▸ Material for this exercise
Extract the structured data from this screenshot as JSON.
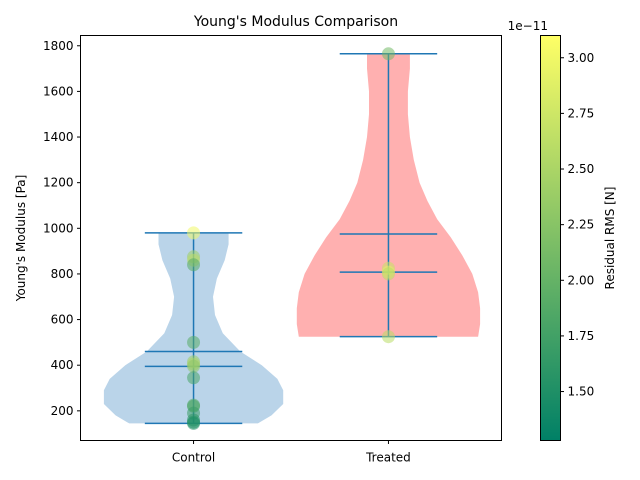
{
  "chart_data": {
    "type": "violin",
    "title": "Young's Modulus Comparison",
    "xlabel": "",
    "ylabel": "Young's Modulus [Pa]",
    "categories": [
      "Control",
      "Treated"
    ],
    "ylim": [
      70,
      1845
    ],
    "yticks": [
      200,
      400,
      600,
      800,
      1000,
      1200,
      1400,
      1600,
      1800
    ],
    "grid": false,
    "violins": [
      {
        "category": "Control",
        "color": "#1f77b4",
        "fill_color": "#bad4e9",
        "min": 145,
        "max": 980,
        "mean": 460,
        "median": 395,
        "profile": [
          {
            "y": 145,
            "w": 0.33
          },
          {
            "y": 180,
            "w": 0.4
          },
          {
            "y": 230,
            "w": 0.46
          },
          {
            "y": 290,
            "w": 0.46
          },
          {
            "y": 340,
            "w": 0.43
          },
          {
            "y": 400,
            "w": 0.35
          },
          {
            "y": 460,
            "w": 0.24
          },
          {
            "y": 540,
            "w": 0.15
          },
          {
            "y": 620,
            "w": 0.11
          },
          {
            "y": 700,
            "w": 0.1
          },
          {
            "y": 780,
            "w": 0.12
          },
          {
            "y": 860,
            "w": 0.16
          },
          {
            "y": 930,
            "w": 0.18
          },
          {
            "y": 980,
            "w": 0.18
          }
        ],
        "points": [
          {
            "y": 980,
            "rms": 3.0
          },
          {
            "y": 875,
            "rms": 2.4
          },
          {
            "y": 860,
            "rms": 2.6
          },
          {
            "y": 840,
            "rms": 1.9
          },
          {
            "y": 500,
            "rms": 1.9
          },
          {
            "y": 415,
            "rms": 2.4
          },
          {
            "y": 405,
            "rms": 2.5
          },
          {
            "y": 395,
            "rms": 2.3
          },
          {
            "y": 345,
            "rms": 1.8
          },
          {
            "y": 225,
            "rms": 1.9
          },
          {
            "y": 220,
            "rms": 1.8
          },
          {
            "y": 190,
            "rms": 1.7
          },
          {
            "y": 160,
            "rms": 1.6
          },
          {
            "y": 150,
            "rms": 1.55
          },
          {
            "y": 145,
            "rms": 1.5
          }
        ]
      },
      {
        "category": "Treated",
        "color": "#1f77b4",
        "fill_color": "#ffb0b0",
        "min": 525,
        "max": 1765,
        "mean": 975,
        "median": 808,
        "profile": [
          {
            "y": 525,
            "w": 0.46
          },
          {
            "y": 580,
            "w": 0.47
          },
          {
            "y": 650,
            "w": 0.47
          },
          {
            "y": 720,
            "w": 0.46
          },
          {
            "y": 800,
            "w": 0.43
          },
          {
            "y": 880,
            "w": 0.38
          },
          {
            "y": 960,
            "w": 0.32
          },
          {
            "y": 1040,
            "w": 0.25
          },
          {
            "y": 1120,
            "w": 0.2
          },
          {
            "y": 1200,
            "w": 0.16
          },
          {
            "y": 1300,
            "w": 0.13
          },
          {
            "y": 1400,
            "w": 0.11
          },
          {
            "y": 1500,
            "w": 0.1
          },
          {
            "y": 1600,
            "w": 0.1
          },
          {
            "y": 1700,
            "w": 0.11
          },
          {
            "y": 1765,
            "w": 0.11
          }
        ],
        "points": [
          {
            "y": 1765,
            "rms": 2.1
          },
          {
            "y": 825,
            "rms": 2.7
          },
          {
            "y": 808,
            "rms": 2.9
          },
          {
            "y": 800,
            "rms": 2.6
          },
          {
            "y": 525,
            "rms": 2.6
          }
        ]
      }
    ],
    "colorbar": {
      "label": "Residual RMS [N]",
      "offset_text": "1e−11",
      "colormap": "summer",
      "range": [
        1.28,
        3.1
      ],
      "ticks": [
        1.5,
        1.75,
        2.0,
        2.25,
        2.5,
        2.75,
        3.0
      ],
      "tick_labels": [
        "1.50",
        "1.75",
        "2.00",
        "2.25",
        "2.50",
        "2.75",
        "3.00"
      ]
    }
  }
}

▸ Task requirements
Retype the whole listing exactly and leave the pictures out.

▸ Complete answer
Extract the structured data from this screenshot as JSON.
{
  "chart_data": {
    "type": "violin",
    "title": "Young's Modulus Comparison",
    "xlabel": "",
    "ylabel": "Young's Modulus [Pa]",
    "categories": [
      "Control",
      "Treated"
    ],
    "ylim": [
      70,
      1845
    ],
    "yticks": [
      200,
      400,
      600,
      800,
      1000,
      1200,
      1400,
      1600,
      1800
    ],
    "grid": false,
    "violins": [
      {
        "category": "Control",
        "color": "#1f77b4",
        "fill_color": "#bad4e9",
        "min": 145,
        "max": 980,
        "mean": 460,
        "median": 395,
        "profile": [
          {
            "y": 145,
            "w": 0.33
          },
          {
            "y": 180,
            "w": 0.4
          },
          {
            "y": 230,
            "w": 0.46
          },
          {
            "y": 290,
            "w": 0.46
          },
          {
            "y": 340,
            "w": 0.43
          },
          {
            "y": 400,
            "w": 0.35
          },
          {
            "y": 460,
            "w": 0.24
          },
          {
            "y": 540,
            "w": 0.15
          },
          {
            "y": 620,
            "w": 0.11
          },
          {
            "y": 700,
            "w": 0.1
          },
          {
            "y": 780,
            "w": 0.12
          },
          {
            "y": 860,
            "w": 0.16
          },
          {
            "y": 930,
            "w": 0.18
          },
          {
            "y": 980,
            "w": 0.18
          }
        ],
        "points": [
          {
            "y": 980,
            "rms": 3.0
          },
          {
            "y": 875,
            "rms": 2.4
          },
          {
            "y": 860,
            "rms": 2.6
          },
          {
            "y": 840,
            "rms": 1.9
          },
          {
            "y": 500,
            "rms": 1.9
          },
          {
            "y": 415,
            "rms": 2.4
          },
          {
            "y": 405,
            "rms": 2.5
          },
          {
            "y": 395,
            "rms": 2.3
          },
          {
            "y": 345,
            "rms": 1.8
          },
          {
            "y": 225,
            "rms": 1.9
          },
          {
            "y": 220,
            "rms": 1.8
          },
          {
            "y": 190,
            "rms": 1.7
          },
          {
            "y": 160,
            "rms": 1.6
          },
          {
            "y": 150,
            "rms": 1.55
          },
          {
            "y": 145,
            "rms": 1.5
          }
        ]
      },
      {
        "category": "Treated",
        "color": "#1f77b4",
        "fill_color": "#ffb0b0",
        "min": 525,
        "max": 1765,
        "mean": 975,
        "median": 808,
        "profile": [
          {
            "y": 525,
            "w": 0.46
          },
          {
            "y": 580,
            "w": 0.47
          },
          {
            "y": 650,
            "w": 0.47
          },
          {
            "y": 720,
            "w": 0.46
          },
          {
            "y": 800,
            "w": 0.43
          },
          {
            "y": 880,
            "w": 0.38
          },
          {
            "y": 960,
            "w": 0.32
          },
          {
            "y": 1040,
            "w": 0.25
          },
          {
            "y": 1120,
            "w": 0.2
          },
          {
            "y": 1200,
            "w": 0.16
          },
          {
            "y": 1300,
            "w": 0.13
          },
          {
            "y": 1400,
            "w": 0.11
          },
          {
            "y": 1500,
            "w": 0.1
          },
          {
            "y": 1600,
            "w": 0.1
          },
          {
            "y": 1700,
            "w": 0.11
          },
          {
            "y": 1765,
            "w": 0.11
          }
        ],
        "points": [
          {
            "y": 1765,
            "rms": 2.1
          },
          {
            "y": 825,
            "rms": 2.7
          },
          {
            "y": 808,
            "rms": 2.9
          },
          {
            "y": 800,
            "rms": 2.6
          },
          {
            "y": 525,
            "rms": 2.6
          }
        ]
      }
    ],
    "colorbar": {
      "label": "Residual RMS [N]",
      "offset_text": "1e−11",
      "colormap": "summer",
      "range": [
        1.28,
        3.1
      ],
      "ticks": [
        1.5,
        1.75,
        2.0,
        2.25,
        2.5,
        2.75,
        3.0
      ],
      "tick_labels": [
        "1.50",
        "1.75",
        "2.00",
        "2.25",
        "2.50",
        "2.75",
        "3.00"
      ]
    }
  }
}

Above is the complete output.